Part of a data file

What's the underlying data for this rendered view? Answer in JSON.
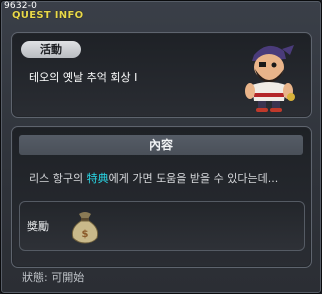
{
  "window": {
    "quest_id": "9632-0",
    "title": "QUEST INFO"
  },
  "activity": {
    "label": "活動",
    "quest_name": "테오의 옛날 추억 회상 I"
  },
  "content": {
    "header": "內容",
    "description_before": "리스 항구의 ",
    "description_highlight": "特典",
    "description_after": "에게 가면 도움을 받을 수 있다는데...",
    "highlight_color": "#29d9e8"
  },
  "reward": {
    "label": "獎勵",
    "item_icon": "money-bag-icon"
  },
  "status": {
    "text": "狀態:  可開始"
  }
}
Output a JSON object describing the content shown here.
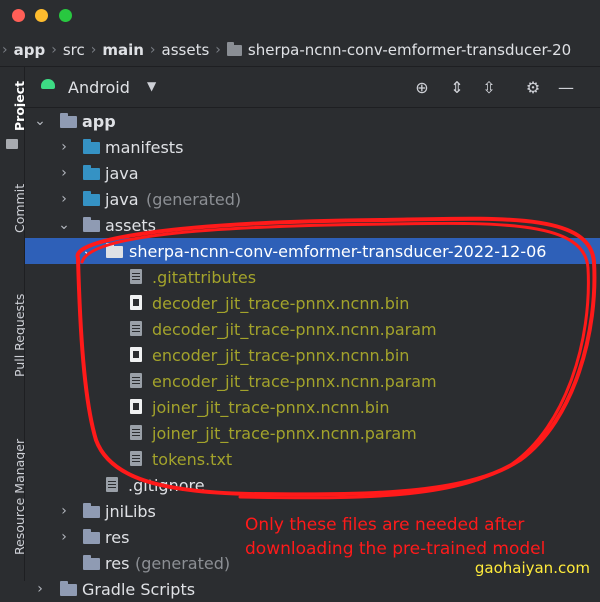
{
  "breadcrumb": {
    "items": [
      "app",
      "src",
      "main",
      "assets",
      "sherpa-ncnn-conv-emformer-transducer-20"
    ]
  },
  "left_strip": {
    "tabs": [
      "Project",
      "Commit",
      "Pull Requests",
      "Resource Manager"
    ]
  },
  "toolbar": {
    "view_label": "Android"
  },
  "tree": {
    "app": "app",
    "manifests": "manifests",
    "java": "java",
    "java_generated_name": "java",
    "java_generated_suffix": "(generated)",
    "assets": "assets",
    "model_folder": "sherpa-ncnn-conv-emformer-transducer-2022-12-06",
    "files": [
      ".gitattributes",
      "decoder_jit_trace-pnnx.ncnn.bin",
      "decoder_jit_trace-pnnx.ncnn.param",
      "encoder_jit_trace-pnnx.ncnn.bin",
      "encoder_jit_trace-pnnx.ncnn.param",
      "joiner_jit_trace-pnnx.ncnn.bin",
      "joiner_jit_trace-pnnx.ncnn.param",
      "tokens.txt"
    ],
    "gitignore": ".gitignore",
    "jniLibs": "jniLibs",
    "res": "res",
    "res_generated_name": "res",
    "res_generated_suffix": "(generated)",
    "gradle_scripts": "Gradle Scripts"
  },
  "annotation": {
    "line1": "Only these files are needed after",
    "line2": "downloading the pre-trained model"
  },
  "watermark": "gaohaiyan.com",
  "colors": {
    "selection": "#2e60b8",
    "ignored_file": "#a3a32b",
    "annotation": "#ff1a1a",
    "watermark": "#ffeb3b"
  }
}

## [Instruction]
Output the records above exactly; leave out the pictures.

## [Written reply]
What's the underlying data for this rendered view? Answer in JSON.
{
  "window": {
    "quest_id": "9632-0",
    "title": "QUEST INFO"
  },
  "activity": {
    "label": "活動",
    "quest_name": "테오의 옛날 추억 회상 I"
  },
  "content": {
    "header": "內容",
    "description_before": "리스 항구의 ",
    "description_highlight": "特典",
    "description_after": "에게 가면 도움을 받을 수 있다는데...",
    "highlight_color": "#29d9e8"
  },
  "reward": {
    "label": "獎勵",
    "item_icon": "money-bag-icon"
  },
  "status": {
    "text": "狀態:  可開始"
  }
}
Output a JSON object describing the content shown here.
{
  "breadcrumb": {
    "items": [
      "app",
      "src",
      "main",
      "assets",
      "sherpa-ncnn-conv-emformer-transducer-20"
    ]
  },
  "left_strip": {
    "tabs": [
      "Project",
      "Commit",
      "Pull Requests",
      "Resource Manager"
    ]
  },
  "toolbar": {
    "view_label": "Android"
  },
  "tree": {
    "app": "app",
    "manifests": "manifests",
    "java": "java",
    "java_generated_name": "java",
    "java_generated_suffix": "(generated)",
    "assets": "assets",
    "model_folder": "sherpa-ncnn-conv-emformer-transducer-2022-12-06",
    "files": [
      ".gitattributes",
      "decoder_jit_trace-pnnx.ncnn.bin",
      "decoder_jit_trace-pnnx.ncnn.param",
      "encoder_jit_trace-pnnx.ncnn.bin",
      "encoder_jit_trace-pnnx.ncnn.param",
      "joiner_jit_trace-pnnx.ncnn.bin",
      "joiner_jit_trace-pnnx.ncnn.param",
      "tokens.txt"
    ],
    "gitignore": ".gitignore",
    "jniLibs": "jniLibs",
    "res": "res",
    "res_generated_name": "res",
    "res_generated_suffix": "(generated)",
    "gradle_scripts": "Gradle Scripts"
  },
  "annotation": {
    "line1": "Only these files are needed after",
    "line2": "downloading the pre-trained model"
  },
  "watermark": "gaohaiyan.com",
  "colors": {
    "selection": "#2e60b8",
    "ignored_file": "#a3a32b",
    "annotation": "#ff1a1a",
    "watermark": "#ffeb3b"
  }
}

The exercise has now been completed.